PROBLEM - Return the records, each one exactly as written.

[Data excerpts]
----

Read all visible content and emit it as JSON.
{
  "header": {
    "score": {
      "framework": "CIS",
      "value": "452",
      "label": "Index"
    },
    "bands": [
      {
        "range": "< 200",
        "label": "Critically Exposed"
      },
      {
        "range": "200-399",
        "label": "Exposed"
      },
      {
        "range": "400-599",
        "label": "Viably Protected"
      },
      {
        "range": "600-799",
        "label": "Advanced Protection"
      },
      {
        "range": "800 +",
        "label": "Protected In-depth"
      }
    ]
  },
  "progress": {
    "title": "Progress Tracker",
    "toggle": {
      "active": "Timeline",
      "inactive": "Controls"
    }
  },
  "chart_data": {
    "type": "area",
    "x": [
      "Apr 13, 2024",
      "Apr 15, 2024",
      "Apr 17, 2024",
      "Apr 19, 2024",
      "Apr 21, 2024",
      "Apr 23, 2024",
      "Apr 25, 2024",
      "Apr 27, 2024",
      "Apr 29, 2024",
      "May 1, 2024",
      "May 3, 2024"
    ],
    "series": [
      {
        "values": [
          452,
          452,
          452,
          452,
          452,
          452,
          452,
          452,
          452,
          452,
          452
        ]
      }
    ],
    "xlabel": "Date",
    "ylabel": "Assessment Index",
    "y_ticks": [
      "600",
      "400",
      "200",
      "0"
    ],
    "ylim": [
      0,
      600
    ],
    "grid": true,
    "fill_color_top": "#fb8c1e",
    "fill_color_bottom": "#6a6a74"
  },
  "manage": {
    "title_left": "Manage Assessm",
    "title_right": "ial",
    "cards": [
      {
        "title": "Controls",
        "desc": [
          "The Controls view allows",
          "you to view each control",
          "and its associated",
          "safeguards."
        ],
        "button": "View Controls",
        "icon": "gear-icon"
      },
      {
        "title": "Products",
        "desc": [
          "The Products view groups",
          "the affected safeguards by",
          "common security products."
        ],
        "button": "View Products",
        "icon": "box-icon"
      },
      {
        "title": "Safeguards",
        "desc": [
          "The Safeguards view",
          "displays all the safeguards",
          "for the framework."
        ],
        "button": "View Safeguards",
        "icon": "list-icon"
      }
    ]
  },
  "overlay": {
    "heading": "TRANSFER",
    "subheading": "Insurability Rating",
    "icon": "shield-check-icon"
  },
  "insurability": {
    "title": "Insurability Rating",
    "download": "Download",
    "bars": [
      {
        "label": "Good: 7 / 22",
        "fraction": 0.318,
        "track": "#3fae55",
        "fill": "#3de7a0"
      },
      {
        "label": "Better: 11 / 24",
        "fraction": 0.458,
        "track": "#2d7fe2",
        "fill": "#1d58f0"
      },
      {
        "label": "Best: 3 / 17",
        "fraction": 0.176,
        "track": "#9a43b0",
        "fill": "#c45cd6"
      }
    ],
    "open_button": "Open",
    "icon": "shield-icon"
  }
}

----

RESULT -
Read all visible content and emit it as JSON.
{
  "header": {
    "score": {
      "framework": "CIS",
      "value": "452",
      "label": "Index"
    },
    "bands": [
      {
        "range": "< 200",
        "label": "Critically Exposed"
      },
      {
        "range": "200-399",
        "label": "Exposed"
      },
      {
        "range": "400-599",
        "label": "Viably Protected"
      },
      {
        "range": "600-799",
        "label": "Advanced Protection"
      },
      {
        "range": "800 +",
        "label": "Protected In-depth"
      }
    ]
  },
  "progress": {
    "title": "Progress Tracker",
    "toggle": {
      "active": "Timeline",
      "inactive": "Controls"
    }
  },
  "chart_data": {
    "type": "area",
    "x": [
      "Apr 13, 2024",
      "Apr 15, 2024",
      "Apr 17, 2024",
      "Apr 19, 2024",
      "Apr 21, 2024",
      "Apr 23, 2024",
      "Apr 25, 2024",
      "Apr 27, 2024",
      "Apr 29, 2024",
      "May 1, 2024",
      "May 3, 2024"
    ],
    "series": [
      {
        "values": [
          452,
          452,
          452,
          452,
          452,
          452,
          452,
          452,
          452,
          452,
          452
        ]
      }
    ],
    "xlabel": "Date",
    "ylabel": "Assessment Index",
    "y_ticks": [
      "600",
      "400",
      "200",
      "0"
    ],
    "ylim": [
      0,
      600
    ],
    "grid": true,
    "fill_color_top": "#fb8c1e",
    "fill_color_bottom": "#6a6a74"
  },
  "manage": {
    "title_left": "Manage Assessm",
    "title_right": "ial",
    "cards": [
      {
        "title": "Controls",
        "desc": [
          "The Controls view allows",
          "you to view each control",
          "and its associated",
          "safeguards."
        ],
        "button": "View Controls",
        "icon": "gear-icon"
      },
      {
        "title": "Products",
        "desc": [
          "The Products view groups",
          "the affected safeguards by",
          "common security products."
        ],
        "button": "View Products",
        "icon": "box-icon"
      },
      {
        "title": "Safeguards",
        "desc": [
          "The Safeguards view",
          "displays all the safeguards",
          "for the framework."
        ],
        "button": "View Safeguards",
        "icon": "list-icon"
      }
    ]
  },
  "overlay": {
    "heading": "TRANSFER",
    "subheading": "Insurability Rating",
    "icon": "shield-check-icon"
  },
  "insurability": {
    "title": "Insurability Rating",
    "download": "Download",
    "bars": [
      {
        "label": "Good: 7 / 22",
        "fraction": 0.318,
        "track": "#3fae55",
        "fill": "#3de7a0"
      },
      {
        "label": "Better: 11 / 24",
        "fraction": 0.458,
        "track": "#2d7fe2",
        "fill": "#1d58f0"
      },
      {
        "label": "Best: 3 / 17",
        "fraction": 0.176,
        "track": "#9a43b0",
        "fill": "#c45cd6"
      }
    ],
    "open_button": "Open",
    "icon": "shield-icon"
  }
}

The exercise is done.